Dataset rows:
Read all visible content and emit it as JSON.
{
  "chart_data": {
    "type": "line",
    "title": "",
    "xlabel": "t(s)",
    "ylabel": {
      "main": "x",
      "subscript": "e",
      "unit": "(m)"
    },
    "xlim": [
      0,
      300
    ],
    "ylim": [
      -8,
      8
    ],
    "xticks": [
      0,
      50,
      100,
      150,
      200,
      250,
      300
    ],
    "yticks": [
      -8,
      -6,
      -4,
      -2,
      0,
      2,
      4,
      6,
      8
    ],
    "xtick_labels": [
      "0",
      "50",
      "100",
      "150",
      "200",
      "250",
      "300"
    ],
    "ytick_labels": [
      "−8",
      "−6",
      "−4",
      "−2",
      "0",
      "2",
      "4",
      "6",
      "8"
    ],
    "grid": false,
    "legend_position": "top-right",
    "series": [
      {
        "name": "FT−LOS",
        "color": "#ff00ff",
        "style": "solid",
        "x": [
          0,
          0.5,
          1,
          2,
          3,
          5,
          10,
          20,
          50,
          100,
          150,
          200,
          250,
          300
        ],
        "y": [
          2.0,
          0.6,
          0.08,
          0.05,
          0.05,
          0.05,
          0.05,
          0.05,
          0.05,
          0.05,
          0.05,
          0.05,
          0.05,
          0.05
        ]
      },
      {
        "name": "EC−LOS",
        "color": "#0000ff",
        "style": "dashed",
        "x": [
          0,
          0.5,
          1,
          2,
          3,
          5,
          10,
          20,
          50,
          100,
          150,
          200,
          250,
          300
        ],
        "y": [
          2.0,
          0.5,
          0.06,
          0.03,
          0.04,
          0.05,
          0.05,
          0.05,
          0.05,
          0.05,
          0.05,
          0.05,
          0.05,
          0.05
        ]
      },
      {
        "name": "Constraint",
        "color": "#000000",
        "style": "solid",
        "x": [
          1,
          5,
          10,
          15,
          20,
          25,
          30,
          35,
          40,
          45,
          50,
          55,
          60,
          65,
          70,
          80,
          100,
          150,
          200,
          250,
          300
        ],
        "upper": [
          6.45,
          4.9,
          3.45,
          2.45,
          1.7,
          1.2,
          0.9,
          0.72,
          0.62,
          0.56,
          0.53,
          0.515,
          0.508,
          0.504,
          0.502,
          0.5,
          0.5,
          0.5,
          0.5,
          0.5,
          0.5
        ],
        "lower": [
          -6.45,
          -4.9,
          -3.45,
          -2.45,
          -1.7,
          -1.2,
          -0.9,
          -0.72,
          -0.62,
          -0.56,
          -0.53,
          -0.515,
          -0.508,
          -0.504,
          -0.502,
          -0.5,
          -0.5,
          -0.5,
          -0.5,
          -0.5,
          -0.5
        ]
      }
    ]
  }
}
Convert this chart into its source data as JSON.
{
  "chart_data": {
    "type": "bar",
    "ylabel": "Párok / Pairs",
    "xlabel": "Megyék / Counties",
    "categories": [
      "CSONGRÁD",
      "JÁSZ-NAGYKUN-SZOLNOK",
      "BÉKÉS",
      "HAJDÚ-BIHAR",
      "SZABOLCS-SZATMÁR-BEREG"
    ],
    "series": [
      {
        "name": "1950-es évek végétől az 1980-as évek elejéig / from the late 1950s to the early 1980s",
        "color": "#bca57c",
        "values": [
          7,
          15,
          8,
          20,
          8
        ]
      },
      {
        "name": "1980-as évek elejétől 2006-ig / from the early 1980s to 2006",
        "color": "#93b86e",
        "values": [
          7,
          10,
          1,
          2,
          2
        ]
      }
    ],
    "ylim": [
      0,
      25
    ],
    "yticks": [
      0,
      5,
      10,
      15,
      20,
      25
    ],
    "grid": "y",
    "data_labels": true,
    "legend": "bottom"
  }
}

▶ **DIRECTION**: Output every record above exactly as it appears.

▶ **REPLY TO THE TASK**:
Read all visible content and emit it as JSON.
{
  "chart_data": {
    "type": "line",
    "title": "",
    "xlabel": "t(s)",
    "ylabel": {
      "main": "x",
      "subscript": "e",
      "unit": "(m)"
    },
    "xlim": [
      0,
      300
    ],
    "ylim": [
      -8,
      8
    ],
    "xticks": [
      0,
      50,
      100,
      150,
      200,
      250,
      300
    ],
    "yticks": [
      -8,
      -6,
      -4,
      -2,
      0,
      2,
      4,
      6,
      8
    ],
    "xtick_labels": [
      "0",
      "50",
      "100",
      "150",
      "200",
      "250",
      "300"
    ],
    "ytick_labels": [
      "−8",
      "−6",
      "−4",
      "−2",
      "0",
      "2",
      "4",
      "6",
      "8"
    ],
    "grid": false,
    "legend_position": "top-right",
    "series": [
      {
        "name": "FT−LOS",
        "color": "#ff00ff",
        "style": "solid",
        "x": [
          0,
          0.5,
          1,
          2,
          3,
          5,
          10,
          20,
          50,
          100,
          150,
          200,
          250,
          300
        ],
        "y": [
          2.0,
          0.6,
          0.08,
          0.05,
          0.05,
          0.05,
          0.05,
          0.05,
          0.05,
          0.05,
          0.05,
          0.05,
          0.05,
          0.05
        ]
      },
      {
        "name": "EC−LOS",
        "color": "#0000ff",
        "style": "dashed",
        "x": [
          0,
          0.5,
          1,
          2,
          3,
          5,
          10,
          20,
          50,
          100,
          150,
          200,
          250,
          300
        ],
        "y": [
          2.0,
          0.5,
          0.06,
          0.03,
          0.04,
          0.05,
          0.05,
          0.05,
          0.05,
          0.05,
          0.05,
          0.05,
          0.05,
          0.05
        ]
      },
      {
        "name": "Constraint",
        "color": "#000000",
        "style": "solid",
        "x": [
          1,
          5,
          10,
          15,
          20,
          25,
          30,
          35,
          40,
          45,
          50,
          55,
          60,
          65,
          70,
          80,
          100,
          150,
          200,
          250,
          300
        ],
        "upper": [
          6.45,
          4.9,
          3.45,
          2.45,
          1.7,
          1.2,
          0.9,
          0.72,
          0.62,
          0.56,
          0.53,
          0.515,
          0.508,
          0.504,
          0.502,
          0.5,
          0.5,
          0.5,
          0.5,
          0.5,
          0.5
        ],
        "lower": [
          -6.45,
          -4.9,
          -3.45,
          -2.45,
          -1.7,
          -1.2,
          -0.9,
          -0.72,
          -0.62,
          -0.56,
          -0.53,
          -0.515,
          -0.508,
          -0.504,
          -0.502,
          -0.5,
          -0.5,
          -0.5,
          -0.5,
          -0.5,
          -0.5
        ]
      }
    ]
  }
}
Convert this chart into its source data as JSON.
{
  "chart_data": {
    "type": "bar",
    "ylabel": "Párok / Pairs",
    "xlabel": "Megyék / Counties",
    "categories": [
      "CSONGRÁD",
      "JÁSZ-NAGYKUN-SZOLNOK",
      "BÉKÉS",
      "HAJDÚ-BIHAR",
      "SZABOLCS-SZATMÁR-BEREG"
    ],
    "series": [
      {
        "name": "1950-es évek végétől az 1980-as évek elejéig / from the late 1950s to the early 1980s",
        "color": "#bca57c",
        "values": [
          7,
          15,
          8,
          20,
          8
        ]
      },
      {
        "name": "1980-as évek elejétől 2006-ig / from the early 1980s to 2006",
        "color": "#93b86e",
        "values": [
          7,
          10,
          1,
          2,
          2
        ]
      }
    ],
    "ylim": [
      0,
      25
    ],
    "yticks": [
      0,
      5,
      10,
      15,
      20,
      25
    ],
    "grid": "y",
    "data_labels": true,
    "legend": "bottom"
  }
}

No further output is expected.